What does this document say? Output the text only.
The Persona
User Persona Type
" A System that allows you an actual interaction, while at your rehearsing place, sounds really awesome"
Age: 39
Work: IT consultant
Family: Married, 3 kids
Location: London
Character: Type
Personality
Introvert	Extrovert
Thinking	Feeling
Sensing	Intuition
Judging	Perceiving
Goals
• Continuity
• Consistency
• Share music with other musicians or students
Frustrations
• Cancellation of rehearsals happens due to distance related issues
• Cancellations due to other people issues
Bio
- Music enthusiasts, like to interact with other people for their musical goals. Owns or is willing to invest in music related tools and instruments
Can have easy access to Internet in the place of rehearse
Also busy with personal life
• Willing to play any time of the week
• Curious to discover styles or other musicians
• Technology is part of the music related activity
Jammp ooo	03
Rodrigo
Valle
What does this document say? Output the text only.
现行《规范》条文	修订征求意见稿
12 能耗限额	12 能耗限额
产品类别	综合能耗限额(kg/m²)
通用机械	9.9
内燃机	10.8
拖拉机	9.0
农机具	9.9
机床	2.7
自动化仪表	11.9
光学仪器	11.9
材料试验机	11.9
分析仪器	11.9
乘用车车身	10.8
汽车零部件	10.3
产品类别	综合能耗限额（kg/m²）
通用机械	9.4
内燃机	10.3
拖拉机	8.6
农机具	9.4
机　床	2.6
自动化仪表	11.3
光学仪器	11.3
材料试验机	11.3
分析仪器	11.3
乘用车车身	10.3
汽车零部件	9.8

■ ■ ■ ■ ■

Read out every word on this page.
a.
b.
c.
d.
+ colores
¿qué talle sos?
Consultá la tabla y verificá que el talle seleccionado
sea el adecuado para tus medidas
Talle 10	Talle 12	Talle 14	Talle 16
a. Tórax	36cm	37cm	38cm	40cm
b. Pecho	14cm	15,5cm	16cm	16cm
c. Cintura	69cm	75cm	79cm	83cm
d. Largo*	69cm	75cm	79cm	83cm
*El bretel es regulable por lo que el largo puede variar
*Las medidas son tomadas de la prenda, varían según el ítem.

■ ■ ■ ■ ■

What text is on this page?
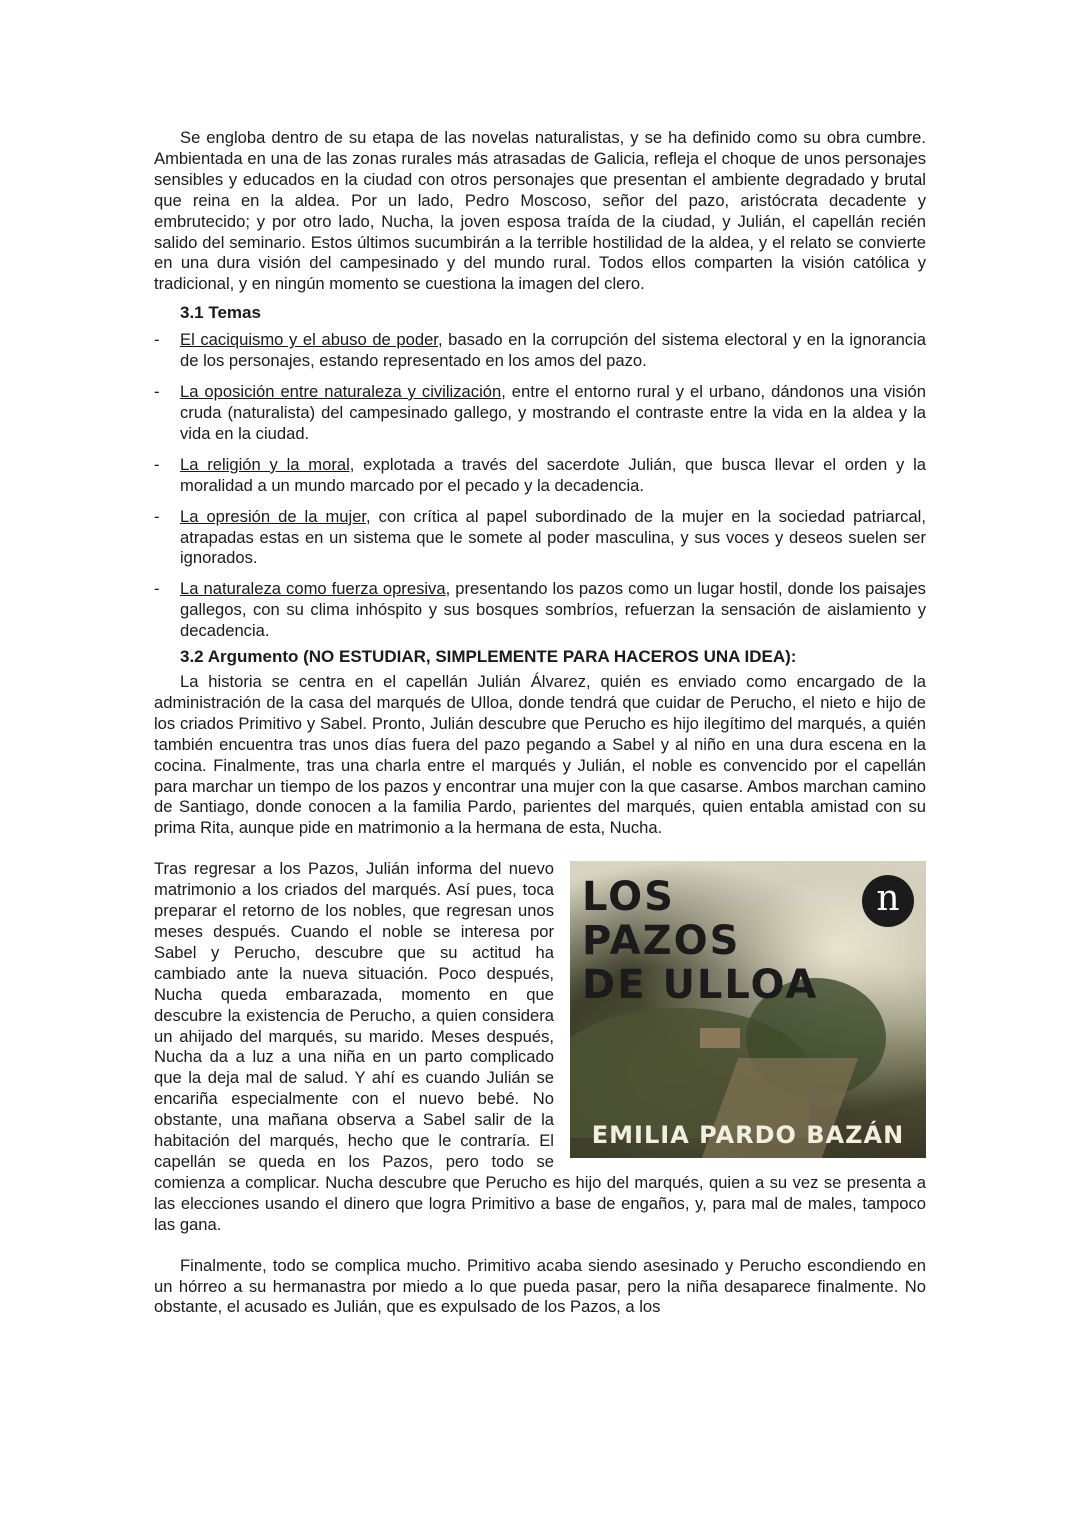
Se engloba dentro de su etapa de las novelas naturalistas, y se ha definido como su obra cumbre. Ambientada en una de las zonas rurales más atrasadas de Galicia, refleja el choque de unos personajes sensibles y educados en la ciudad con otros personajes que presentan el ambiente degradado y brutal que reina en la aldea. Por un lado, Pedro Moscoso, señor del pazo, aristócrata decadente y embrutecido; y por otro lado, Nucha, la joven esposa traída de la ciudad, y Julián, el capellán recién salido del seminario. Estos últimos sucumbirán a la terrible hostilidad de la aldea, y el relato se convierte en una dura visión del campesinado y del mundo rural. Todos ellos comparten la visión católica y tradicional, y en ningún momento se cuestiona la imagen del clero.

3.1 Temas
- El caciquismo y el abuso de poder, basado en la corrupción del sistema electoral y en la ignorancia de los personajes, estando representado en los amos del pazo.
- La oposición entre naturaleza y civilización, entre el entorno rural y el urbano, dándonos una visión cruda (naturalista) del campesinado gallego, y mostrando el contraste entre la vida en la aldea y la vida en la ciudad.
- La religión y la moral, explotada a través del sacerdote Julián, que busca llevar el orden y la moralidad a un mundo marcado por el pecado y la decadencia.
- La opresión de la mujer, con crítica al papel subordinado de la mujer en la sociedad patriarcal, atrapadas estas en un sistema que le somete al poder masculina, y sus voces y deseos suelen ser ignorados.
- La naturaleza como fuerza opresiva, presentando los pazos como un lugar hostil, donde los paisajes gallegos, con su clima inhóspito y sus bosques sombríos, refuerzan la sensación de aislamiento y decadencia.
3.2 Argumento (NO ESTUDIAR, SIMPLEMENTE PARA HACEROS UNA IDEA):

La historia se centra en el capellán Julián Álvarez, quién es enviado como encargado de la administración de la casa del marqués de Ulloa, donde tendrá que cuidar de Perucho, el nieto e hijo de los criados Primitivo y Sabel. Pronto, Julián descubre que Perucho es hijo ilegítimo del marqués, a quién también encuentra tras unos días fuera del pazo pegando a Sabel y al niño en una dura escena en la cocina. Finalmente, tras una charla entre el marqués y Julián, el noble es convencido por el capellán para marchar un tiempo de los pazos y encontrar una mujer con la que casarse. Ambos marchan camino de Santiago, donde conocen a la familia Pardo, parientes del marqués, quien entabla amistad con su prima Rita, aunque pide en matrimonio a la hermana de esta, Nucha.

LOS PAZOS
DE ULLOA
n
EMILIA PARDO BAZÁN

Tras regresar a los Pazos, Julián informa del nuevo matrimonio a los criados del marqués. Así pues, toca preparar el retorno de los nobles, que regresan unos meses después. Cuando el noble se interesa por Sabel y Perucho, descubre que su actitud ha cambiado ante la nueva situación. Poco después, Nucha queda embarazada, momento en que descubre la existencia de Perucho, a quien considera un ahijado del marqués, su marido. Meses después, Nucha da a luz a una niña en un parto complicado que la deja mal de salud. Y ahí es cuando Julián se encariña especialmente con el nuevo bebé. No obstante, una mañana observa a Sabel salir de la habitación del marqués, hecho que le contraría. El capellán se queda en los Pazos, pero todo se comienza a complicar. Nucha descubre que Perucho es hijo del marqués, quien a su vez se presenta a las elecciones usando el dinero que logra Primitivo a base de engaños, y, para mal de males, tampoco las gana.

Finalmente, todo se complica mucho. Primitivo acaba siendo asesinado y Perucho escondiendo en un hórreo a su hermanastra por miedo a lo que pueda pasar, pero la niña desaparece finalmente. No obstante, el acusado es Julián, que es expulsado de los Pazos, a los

■ ■ ■ ■ ■

> **Your instructions**
Write down the number of lines where the word "mujer" appears, and nothing further.

> **Correct output**
2